Given information:
* * * * * * * * *
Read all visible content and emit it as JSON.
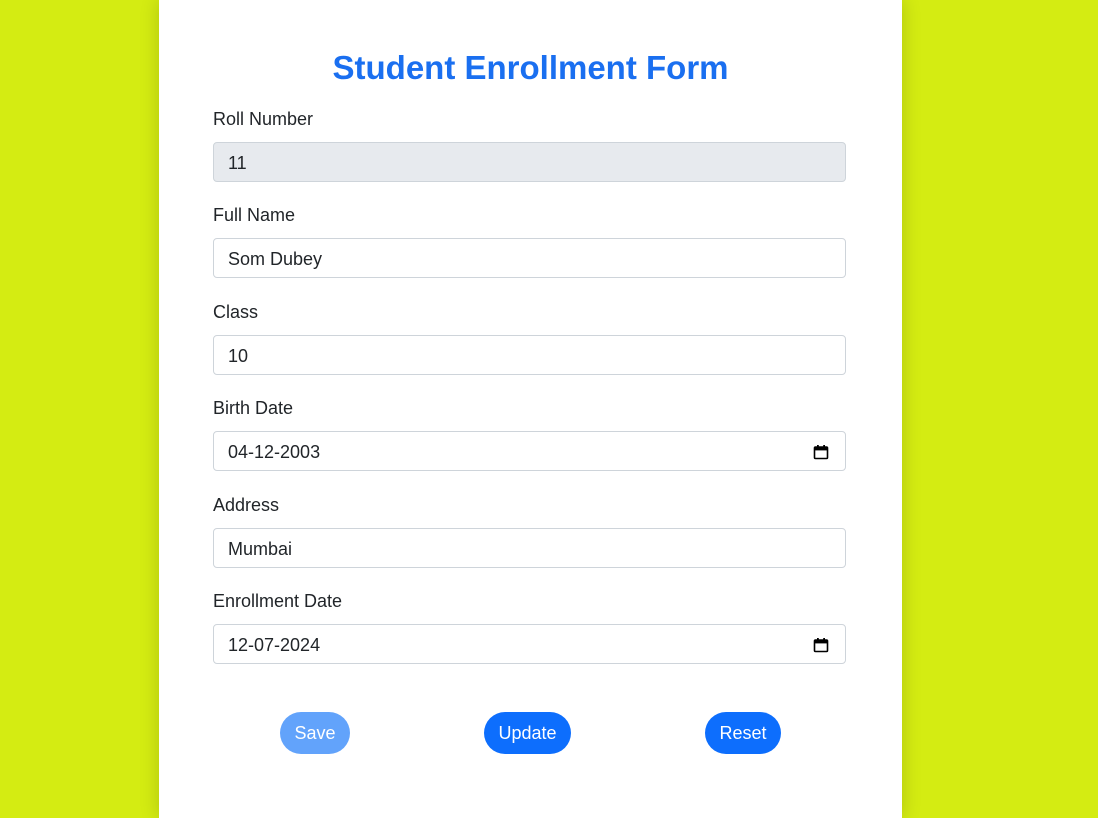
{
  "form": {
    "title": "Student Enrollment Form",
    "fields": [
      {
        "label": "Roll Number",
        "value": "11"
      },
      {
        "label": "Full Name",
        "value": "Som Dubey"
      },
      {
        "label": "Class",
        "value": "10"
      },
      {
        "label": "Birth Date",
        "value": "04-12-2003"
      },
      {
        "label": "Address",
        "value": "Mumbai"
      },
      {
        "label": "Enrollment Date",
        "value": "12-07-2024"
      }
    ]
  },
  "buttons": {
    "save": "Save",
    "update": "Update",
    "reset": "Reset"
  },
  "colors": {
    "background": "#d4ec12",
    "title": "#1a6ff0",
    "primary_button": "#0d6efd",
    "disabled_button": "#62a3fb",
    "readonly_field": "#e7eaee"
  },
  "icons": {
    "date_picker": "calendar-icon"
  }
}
* * * * * * * * *
Short problem: All preceding records should be duplicated verbatim, images excepted.

Exercise output:
Read all visible content and emit it as JSON.
{
  "form": {
    "title": "Student Enrollment Form",
    "fields": [
      {
        "label": "Roll Number",
        "value": "11"
      },
      {
        "label": "Full Name",
        "value": "Som Dubey"
      },
      {
        "label": "Class",
        "value": "10"
      },
      {
        "label": "Birth Date",
        "value": "04-12-2003"
      },
      {
        "label": "Address",
        "value": "Mumbai"
      },
      {
        "label": "Enrollment Date",
        "value": "12-07-2024"
      }
    ]
  },
  "buttons": {
    "save": "Save",
    "update": "Update",
    "reset": "Reset"
  },
  "colors": {
    "background": "#d4ec12",
    "title": "#1a6ff0",
    "primary_button": "#0d6efd",
    "disabled_button": "#62a3fb",
    "readonly_field": "#e7eaee"
  },
  "icons": {
    "date_picker": "calendar-icon"
  }
}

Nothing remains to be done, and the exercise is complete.